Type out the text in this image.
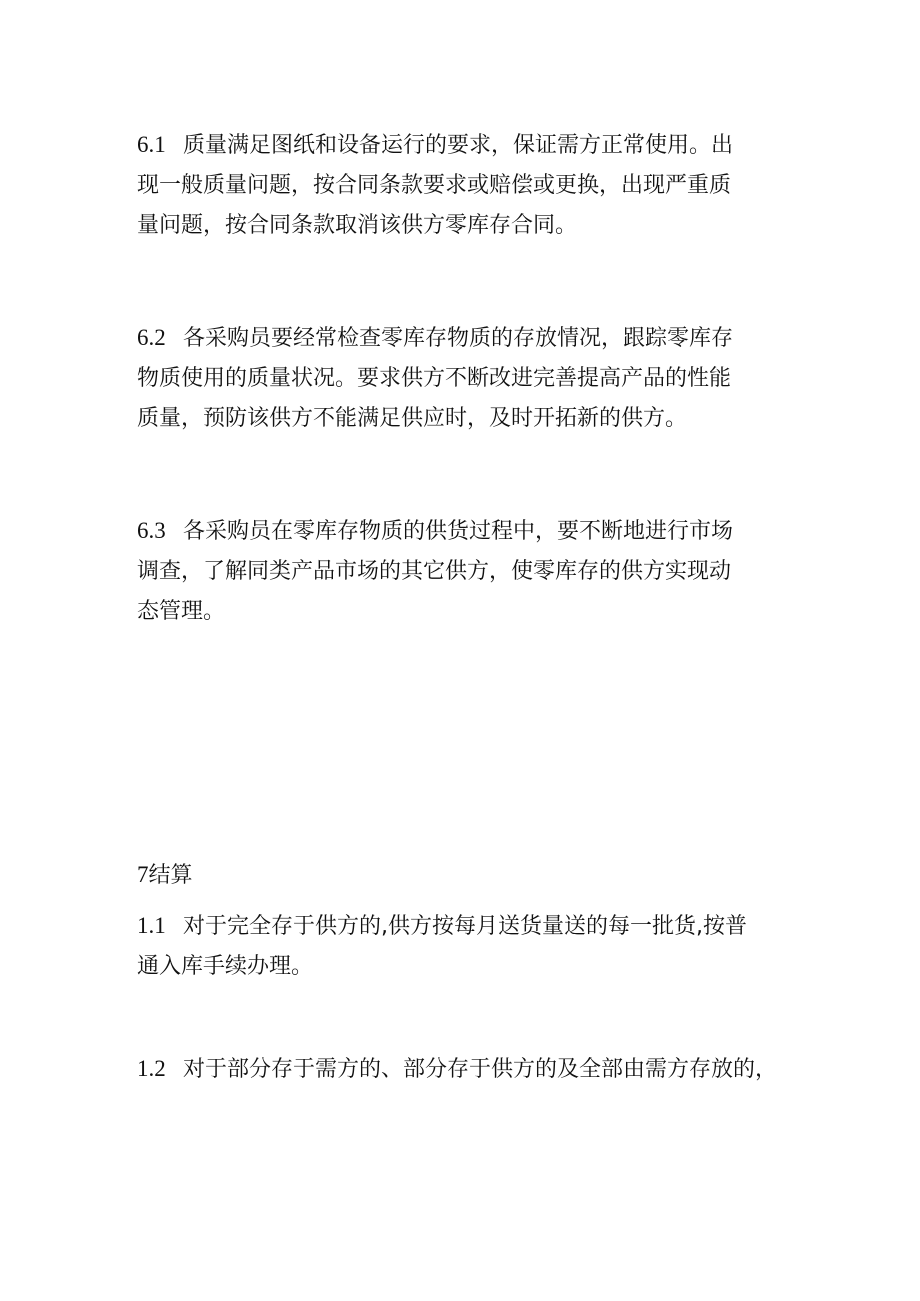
6.1 质量满足图纸和设备运行的要求，保证需方正常使用。出
现一般质量问题，按合同条款要求或赔偿或更换，出现严重质
量问题，按合同条款取消该供方零库存合同。

6.2 各采购员要经常检查零库存物质的存放情况，跟踪零库存
物质使用的质量状况。要求供方不断改进完善提高产品的性能
质量，预防该供方不能满足供应时，及时开拓新的供方。

6.3 各采购员在零库存物质的供货过程中，要不断地进行市场
调查，了解同类产品市场的其它供方，使零库存的供方实现动
态管理。

7结算

1.1 对于完全存于供方的,供方按每月送货量送的每一批货,按普
通入库手续办理。

1.2 对于部分存于需方的、部分存于供方的及全部由需方存放的，
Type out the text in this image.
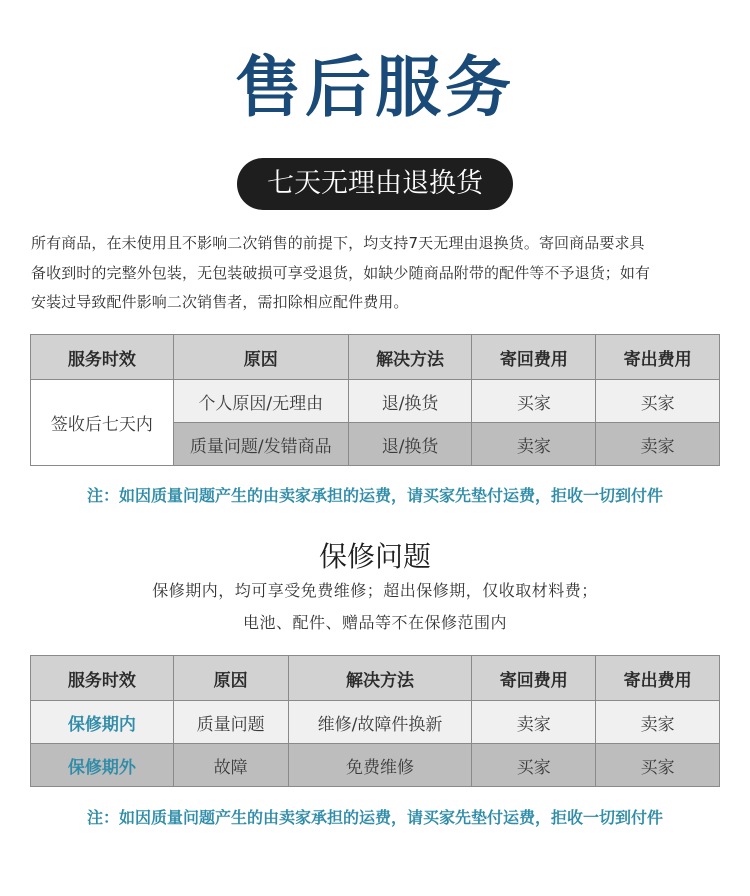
售后服务
七天无理由退换货
所有商品，在未使用且不影响二次销售的前提下，均支持7天无理由退换货。寄回商品要求具
备收到时的完整外包装，无包装破损可享受退货，如缺少随商品附带的配件等不予退货；如有
安装过导致配件影响二次销售者，需扣除相应配件费用。
服务时效	原因	解决方法	寄回费用	寄出费用
签收后七天内	个人原因/无理由	退/换货	买家	买家
	质量问题/发错商品	退/换货	卖家	卖家
注：如因质量问题产生的由卖家承担的运费，请买家先垫付运费，拒收一切到付件
保修问题
保修期内，均可享受免费维修；超出保修期，仅收取材料费；
电池、配件、赠品等不在保修范围内
服务时效	原因	解决方法	寄回费用	寄出费用
保修期内	质量问题	维修/故障件换新	卖家	卖家
保修期外	故障	免费维修	买家	买家
注：如因质量问题产生的由卖家承担的运费，请买家先垫付运费，拒收一切到付件
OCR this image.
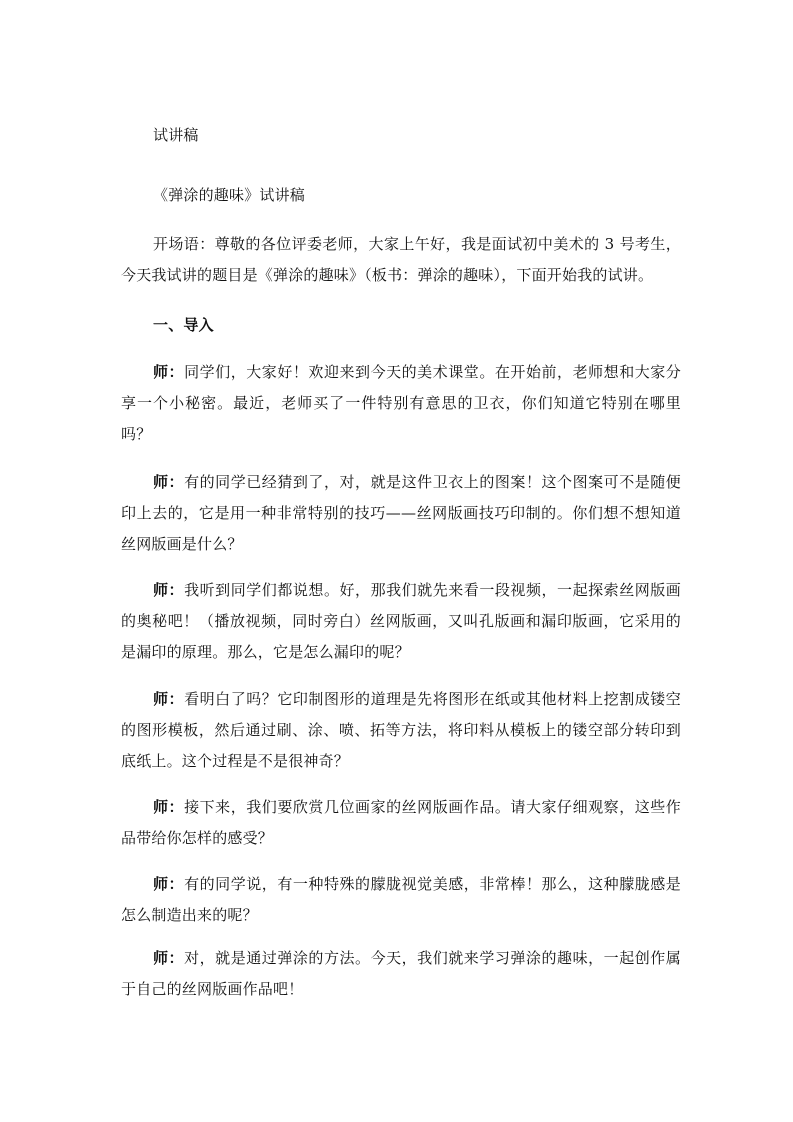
试讲稿
《弹涂的趣味》试讲稿

开场语：尊敬的各位评委老师，大家上午好，我是面试初中美术的 3 号考生，今天我试讲的题目是《弹涂的趣味》（板书：弹涂的趣味），下面开始我的试讲。

一、导入

师：同学们，大家好！欢迎来到今天的美术课堂。在开始前，老师想和大家分享一个小秘密。最近，老师买了一件特别有意思的卫衣，你们知道它特别在哪里吗？

师：有的同学已经猜到了，对，就是这件卫衣上的图案！这个图案可不是随便印上去的，它是用一种非常特别的技巧——丝网版画技巧印制的。你们想不想知道丝网版画是什么？

师：我听到同学们都说想。好，那我们就先来看一段视频，一起探索丝网版画的奥秘吧！（播放视频，同时旁白）丝网版画，又叫孔版画和漏印版画，它采用的是漏印的原理。那么，它是怎么漏印的呢？

师：看明白了吗？它印制图形的道理是先将图形在纸或其他材料上挖割成镂空的图形模板，然后通过刷、涂、喷、拓等方法，将印料从模板上的镂空部分转印到底纸上。这个过程是不是很神奇？

师：接下来，我们要欣赏几位画家的丝网版画作品。请大家仔细观察，这些作品带给你怎样的感受？

师：有的同学说，有一种特殊的朦胧视觉美感，非常棒！那么，这种朦胧感是怎么制造出来的呢？

师：对，就是通过弹涂的方法。今天，我们就来学习弹涂的趣味，一起创作属于自己的丝网版画作品吧！
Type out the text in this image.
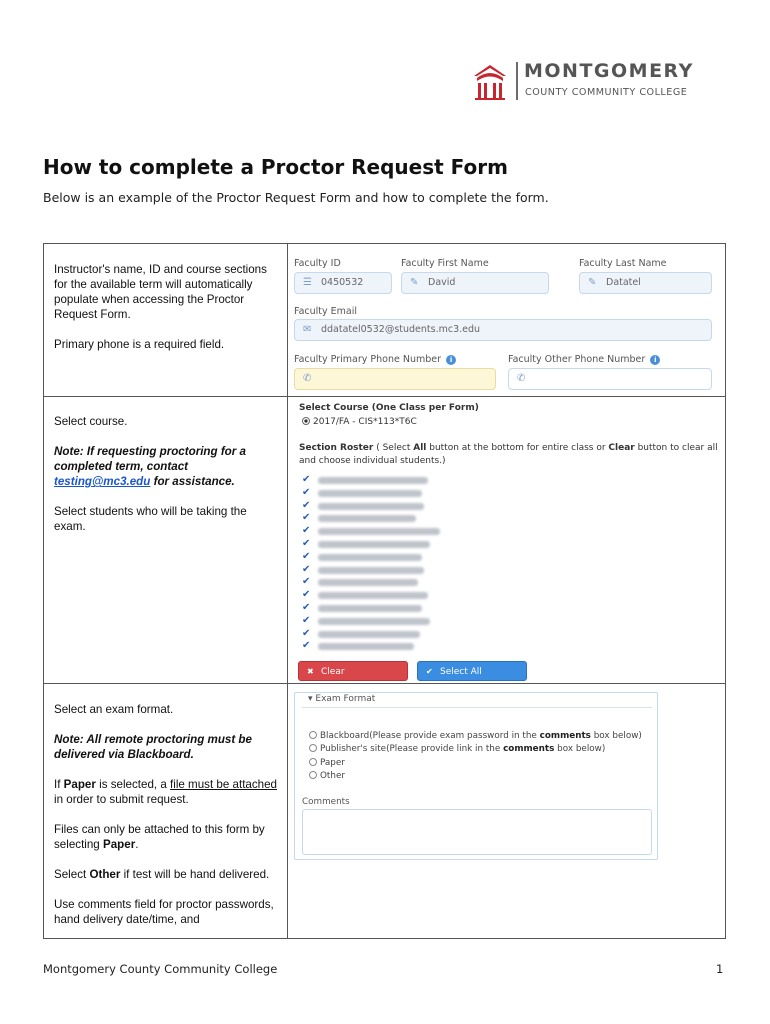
MONTGOMERY
COUNTY COMMUNITY COLLEGE
How to complete a Proctor Request Form
Below is an example of the Proctor Request Form and how to complete the form.

Instructor's name, ID and course sections for the available term will automatically populate when accessing the Proctor Request Form.

Primary phone is a required field.

Select course.

Note: If requesting proctoring for a completed term, contact testing@mc3.edu for assistance.

Select students who will be taking the exam.

Select an exam format.

Note: All remote proctoring must be delivered via Blackboard.

If Paper is selected, a file must be attached in order to submit request.

Files can only be attached to this form by selecting Paper.

Select Other if test will be hand delivered.

Use comments field for proctor passwords, hand delivery date/time, and

Faculty ID
☰ 0450532
Faculty First Name
✎ David
Faculty Last Name
✎ Datatel
Faculty Email
✉ ddatatel0532@students.mc3.edu
Faculty Primary Phone Number i
✆
Faculty Other Phone Number i
✆
Select Course (One Class per Form)
2017/FA - CIS*113*T6C
Section Roster ( Select All button at the bottom for entire class or Clear button to clear all
and choose individual students.)
✔
✔
✔
✔
✔
✔
✔
✔
✔
✔
✔
✔
✔
✔
✖ Clear	✔ Select All
▾ Exam Format
Blackboard(Please provide exam password in the comments box below)
Publisher's site(Please provide link in the comments box below)
Paper
Other
Comments
Montgomery County Community College	1
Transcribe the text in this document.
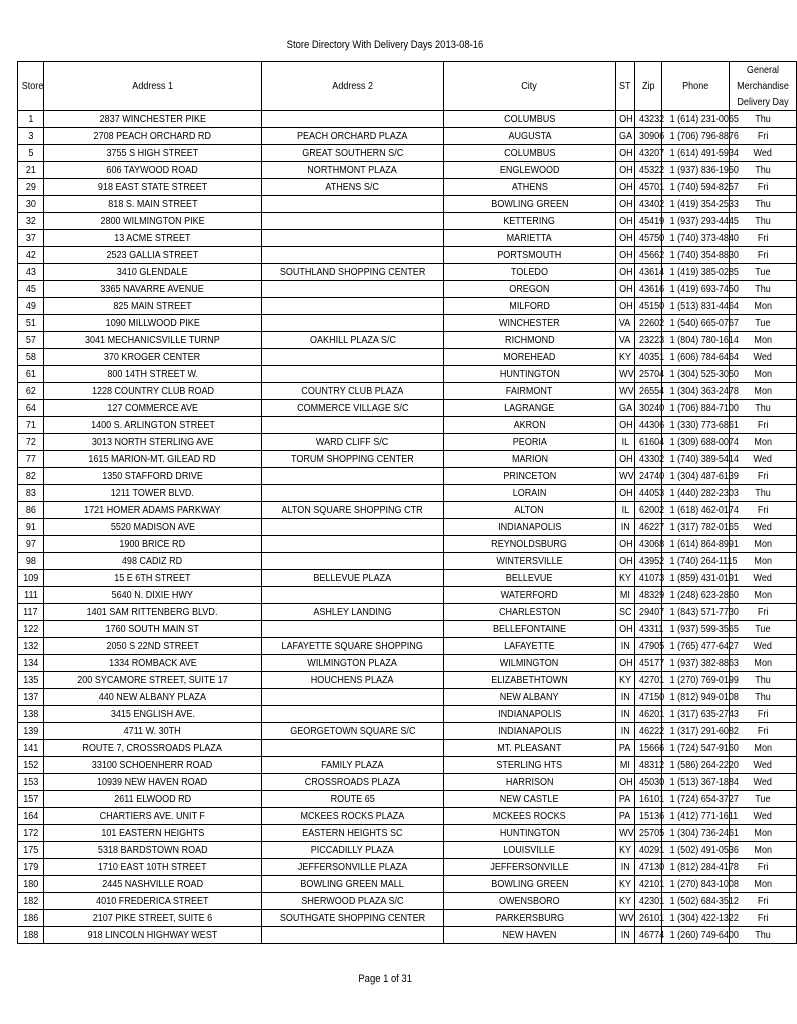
Store Directory With Delivery Days 2013-08-16
Store	Address 1	Address 2	City	ST	Zip	Phone	General Merchandise Delivery Day
1	2837 WINCHESTER PIKE		COLUMBUS	OH	43232	1 (614) 231-0065	Thu
3	2708 PEACH ORCHARD RD	PEACH ORCHARD PLAZA	AUGUSTA	GA	30906	1 (706) 796-8876	Fri
5	3755 S HIGH STREET	GREAT SOUTHERN S/C	COLUMBUS	OH	43207	1 (614) 491-5934	Wed
21	606 TAYWOOD ROAD	NORTHMONT PLAZA	ENGLEWOOD	OH	45322	1 (937) 836-1950	Thu
29	918 EAST STATE STREET	ATHENS S/C	ATHENS	OH	45701	1 (740) 594-8257	Fri
30	818 S. MAIN STREET		BOWLING GREEN	OH	43402	1 (419) 354-2533	Thu
32	2800 WILMINGTON PIKE		KETTERING	OH	45419	1 (937) 293-4445	Thu
37	13 ACME STREET		MARIETTA	OH	45750	1 (740) 373-4840	Fri
42	2523 GALLIA STREET		PORTSMOUTH	OH	45662	1 (740) 354-8830	Fri
43	3410 GLENDALE	SOUTHLAND SHOPPING CENTER	TOLEDO	OH	43614	1 (419) 385-0285	Tue
45	3365 NAVARRE AVENUE		OREGON	OH	43616	1 (419) 693-7450	Thu
49	825 MAIN STREET		MILFORD	OH	45150	1 (513) 831-4464	Mon
51	1090 MILLWOOD PIKE		WINCHESTER	VA	22602	1 (540) 665-0767	Tue
57	3041 MECHANICSVILLE TURNP	OAKHILL PLAZA S/C	RICHMOND	VA	23223	1 (804) 780-1614	Mon
58	370 KROGER CENTER		MOREHEAD	KY	40351	1 (606) 784-6464	Wed
61	800 14TH STREET W.		HUNTINGTON	WV	25704	1 (304) 525-3050	Mon
62	1228 COUNTRY CLUB ROAD	COUNTRY CLUB PLAZA	FAIRMONT	WV	26554	1 (304) 363-2478	Mon
64	127 COMMERCE AVE	COMMERCE VILLAGE S/C	LAGRANGE	GA	30240	1 (706) 884-7100	Thu
71	1400 S. ARLINGTON STREET		AKRON	OH	44306	1 (330) 773-6861	Fri
72	3013 NORTH STERLING AVE	WARD CLIFF S/C	PEORIA	IL	61604	1 (309) 688-0074	Mon
77	1615 MARION-MT. GILEAD RD	TORUM SHOPPING CENTER	MARION	OH	43302	1 (740) 389-5414	Wed
82	1350 STAFFORD DRIVE		PRINCETON	WV	24740	1 (304) 487-6139	Fri
83	1211 TOWER BLVD.		LORAIN	OH	44053	1 (440) 282-2303	Thu
86	1721 HOMER ADAMS PARKWAY	ALTON SQUARE SHOPPING CTR	ALTON	IL	62002	1 (618) 462-0174	Fri
91	5520 MADISON AVE		INDIANAPOLIS	IN	46227	1 (317) 782-0165	Wed
97	1900 BRICE RD		REYNOLDSBURG	OH	43068	1 (614) 864-8991	Mon
98	498 CADIZ RD		WINTERSVILLE	OH	43952	1 (740) 264-1115	Mon
109	15 E 6TH STREET	BELLEVUE PLAZA	BELLEVUE	KY	41073	1 (859) 431-0191	Wed
111	5640 N. DIXIE HWY		WATERFORD	MI	48329	1 (248) 623-2860	Mon
117	1401 SAM RITTENBERG BLVD.	ASHLEY LANDING	CHARLESTON	SC	29407	1 (843) 571-7730	Fri
122	1760 SOUTH MAIN ST		BELLEFONTAINE	OH	43311	1 (937) 599-3565	Tue
132	2050 S 22ND STREET	LAFAYETTE SQUARE SHOPPING	LAFAYETTE	IN	47905	1 (765) 477-6427	Wed
134	1334 ROMBACK AVE	WILMINGTON PLAZA	WILMINGTON	OH	45177	1 (937) 382-8863	Mon
135	200 SYCAMORE STREET, SUITE 17	HOUCHENS PLAZA	ELIZABETHTOWN	KY	42701	1 (270) 769-0199	Thu
137	440 NEW ALBANY PLAZA		NEW ALBANY	IN	47150	1 (812) 949-0108	Thu
138	3415 ENGLISH AVE.		INDIANAPOLIS	IN	46201	1 (317) 635-2743	Fri
139	4711 W. 30TH	GEORGETOWN SQUARE S/C	INDIANAPOLIS	IN	46222	1 (317) 291-6082	Fri
141	ROUTE 7, CROSSROADS PLAZA		MT. PLEASANT	PA	15666	1 (724) 547-9160	Mon
152	33100 SCHOENHERR ROAD	FAMILY PLAZA	STERLING HTS	MI	48312	1 (586) 264-2220	Wed
153	10939 NEW HAVEN ROAD	CROSSROADS PLAZA	HARRISON	OH	45030	1 (513) 367-1884	Wed
157	2611 ELWOOD RD	ROUTE 65	NEW CASTLE	PA	16101	1 (724) 654-3727	Tue
164	CHARTIERS AVE. UNIT F	MCKEES ROCKS PLAZA	MCKEES ROCKS	PA	15136	1 (412) 771-1611	Wed
172	101 EASTERN HEIGHTS	EASTERN HEIGHTS SC	HUNTINGTON	WV	25705	1 (304) 736-2461	Mon
175	5318 BARDSTOWN ROAD	PICCADILLY PLAZA	LOUISVILLE	KY	40291	1 (502) 491-0536	Mon
179	1710 EAST 10TH STREET	JEFFERSONVILLE PLAZA	JEFFERSONVILLE	IN	47130	1 (812) 284-4178	Fri
180	2445 NASHVILLE ROAD	BOWLING GREEN MALL	BOWLING GREEN	KY	42101	1 (270) 843-1008	Mon
182	4010 FREDERICA STREET	SHERWOOD PLAZA S/C	OWENSBORO	KY	42301	1 (502) 684-3512	Fri
186	2107 PIKE STREET, SUITE 6	SOUTHGATE SHOPPING CENTER	PARKERSBURG	WV	26101	1 (304) 422-1322	Fri
188	918 LINCOLN HIGHWAY WEST		NEW HAVEN	IN	46774	1 (260) 749-6400	Thu
Page 1 of 31
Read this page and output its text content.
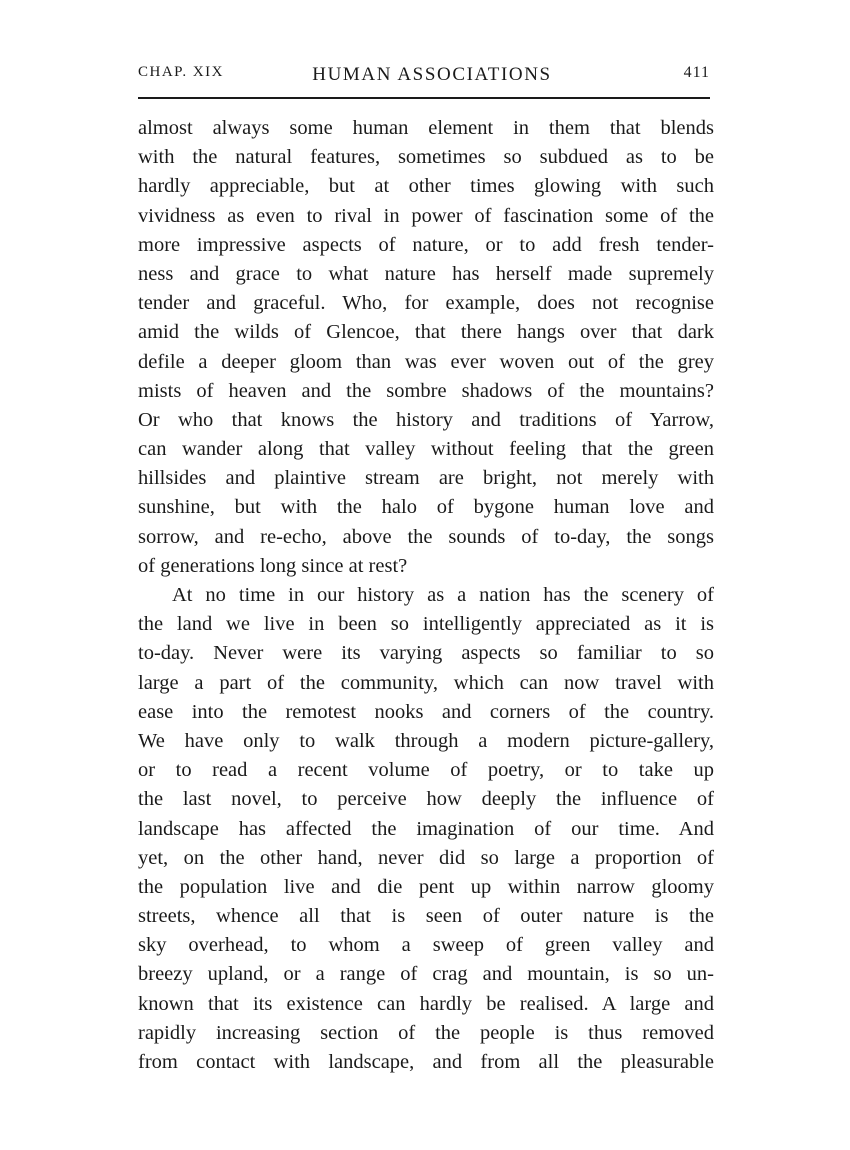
CHAP. XIX	HUMAN ASSOCIATIONS	411
almost always some human element in them that blends
with the natural features, sometimes so subdued as to be
hardly appreciable, but at other times glowing with such
vividness as even to rival in power of fascination some of the
more impressive aspects of nature, or to add fresh tender-
ness and grace to what nature has herself made supremely
tender and graceful. Who, for example, does not recognise
amid the wilds of Glencoe, that there hangs over that dark
defile a deeper gloom than was ever woven out of the grey
mists of heaven and the sombre shadows of the mountains?
Or who that knows the history and traditions of Yarrow,
can wander along that valley without feeling that the green
hillsides and plaintive stream are bright, not merely with
sunshine, but with the halo of bygone human love and
sorrow, and re-echo, above the sounds of to-day, the songs
of generations long since at rest?
At no time in our history as a nation has the scenery of
the land we live in been so intelligently appreciated as it is
to-day. Never were its varying aspects so familiar to so
large a part of the community, which can now travel with
ease into the remotest nooks and corners of the country.
We have only to walk through a modern picture-gallery,
or to read a recent volume of poetry, or to take up
the last novel, to perceive how deeply the influence of
landscape has affected the imagination of our time. And
yet, on the other hand, never did so large a proportion of
the population live and die pent up within narrow gloomy
streets, whence all that is seen of outer nature is the
sky overhead, to whom a sweep of green valley and
breezy upland, or a range of crag and mountain, is so un-
known that its existence can hardly be realised. A large and
rapidly increasing section of the people is thus removed
from contact with landscape, and from all the pleasurable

Stated task
Check each line of the entries above, and show every one holding the word "CROSSROADS".

Reply
141	ROUTE 7, CROSSROADS PLAZA		MT. PLEASANT	PA	15666	1 (724) 547-9160	Mon
153	10939 NEW HAVEN ROAD	CROSSROADS PLAZA	HARRISON	OH	45030	1 (513) 367-1884	Wed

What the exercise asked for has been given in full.